Entries provided:
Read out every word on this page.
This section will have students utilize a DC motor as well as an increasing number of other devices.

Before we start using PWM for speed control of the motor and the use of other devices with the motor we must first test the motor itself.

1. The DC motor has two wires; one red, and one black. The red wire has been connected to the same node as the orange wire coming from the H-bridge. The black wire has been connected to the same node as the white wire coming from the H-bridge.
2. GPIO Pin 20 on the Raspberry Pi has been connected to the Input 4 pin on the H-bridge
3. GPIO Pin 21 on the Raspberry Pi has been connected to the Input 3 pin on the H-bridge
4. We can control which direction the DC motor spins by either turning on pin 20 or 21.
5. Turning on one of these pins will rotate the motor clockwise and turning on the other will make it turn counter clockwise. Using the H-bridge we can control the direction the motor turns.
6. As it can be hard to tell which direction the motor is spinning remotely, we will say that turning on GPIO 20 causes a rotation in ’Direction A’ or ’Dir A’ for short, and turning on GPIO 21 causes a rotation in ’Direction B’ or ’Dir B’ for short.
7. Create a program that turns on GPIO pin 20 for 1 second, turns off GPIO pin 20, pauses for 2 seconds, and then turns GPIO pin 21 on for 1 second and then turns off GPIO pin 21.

* * *

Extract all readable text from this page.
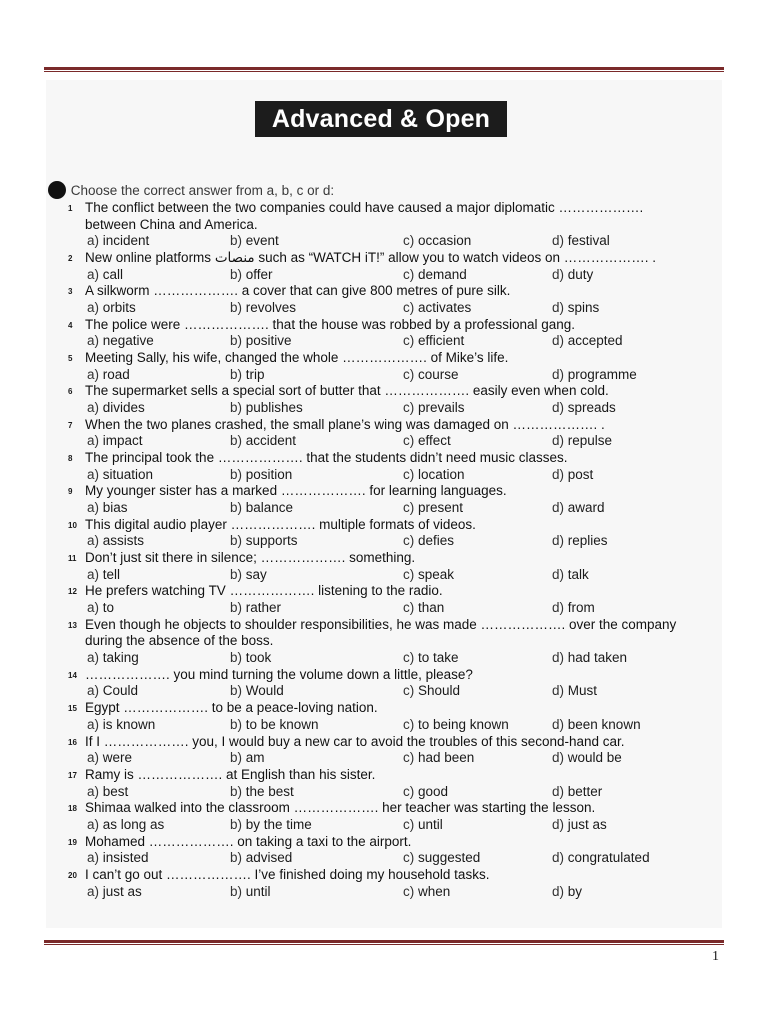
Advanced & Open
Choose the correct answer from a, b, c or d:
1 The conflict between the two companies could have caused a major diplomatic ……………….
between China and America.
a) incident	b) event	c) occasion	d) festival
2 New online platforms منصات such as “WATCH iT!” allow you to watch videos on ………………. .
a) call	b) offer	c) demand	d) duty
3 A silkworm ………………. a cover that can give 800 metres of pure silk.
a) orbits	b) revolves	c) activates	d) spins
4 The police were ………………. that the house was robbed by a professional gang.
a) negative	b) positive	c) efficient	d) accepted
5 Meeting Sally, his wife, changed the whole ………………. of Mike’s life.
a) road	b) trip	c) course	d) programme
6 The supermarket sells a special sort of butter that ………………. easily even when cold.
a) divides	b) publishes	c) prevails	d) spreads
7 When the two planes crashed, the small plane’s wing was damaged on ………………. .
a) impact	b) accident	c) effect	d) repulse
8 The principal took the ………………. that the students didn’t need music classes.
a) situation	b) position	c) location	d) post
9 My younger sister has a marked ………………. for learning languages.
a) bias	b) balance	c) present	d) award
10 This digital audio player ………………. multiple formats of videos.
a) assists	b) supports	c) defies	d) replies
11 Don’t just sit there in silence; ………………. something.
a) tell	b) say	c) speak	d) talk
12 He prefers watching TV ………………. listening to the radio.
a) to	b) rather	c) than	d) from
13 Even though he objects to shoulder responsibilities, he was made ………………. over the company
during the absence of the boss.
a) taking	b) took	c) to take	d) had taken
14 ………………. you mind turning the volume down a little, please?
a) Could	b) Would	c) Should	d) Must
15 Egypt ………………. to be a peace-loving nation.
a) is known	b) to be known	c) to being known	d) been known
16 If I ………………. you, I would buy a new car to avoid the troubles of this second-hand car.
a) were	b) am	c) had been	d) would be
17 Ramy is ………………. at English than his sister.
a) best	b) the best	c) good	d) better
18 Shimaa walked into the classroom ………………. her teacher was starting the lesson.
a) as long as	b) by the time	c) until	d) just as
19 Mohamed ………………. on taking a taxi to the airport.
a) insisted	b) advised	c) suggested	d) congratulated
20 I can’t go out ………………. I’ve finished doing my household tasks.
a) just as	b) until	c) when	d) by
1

Prompt: Find "bridge". Copy every line it occurs in.

Solution to this task:
1. The DC motor has two wires; one red, and one black. The red wire has been connected to the same node as the orange wire coming from the H-bridge. The black wire has been connected to the same node as the white wire coming from the H-bridge.
2. GPIO Pin 20 on the Raspberry Pi has been connected to the Input 4 pin on the H-bridge
3. GPIO Pin 21 on the Raspberry Pi has been connected to the Input 3 pin on the H-bridge
5. Turning on one of these pins will rotate the motor clockwise and turning on the other will make it turn counter clockwise. Using the H-bridge we can control the direction the motor turns.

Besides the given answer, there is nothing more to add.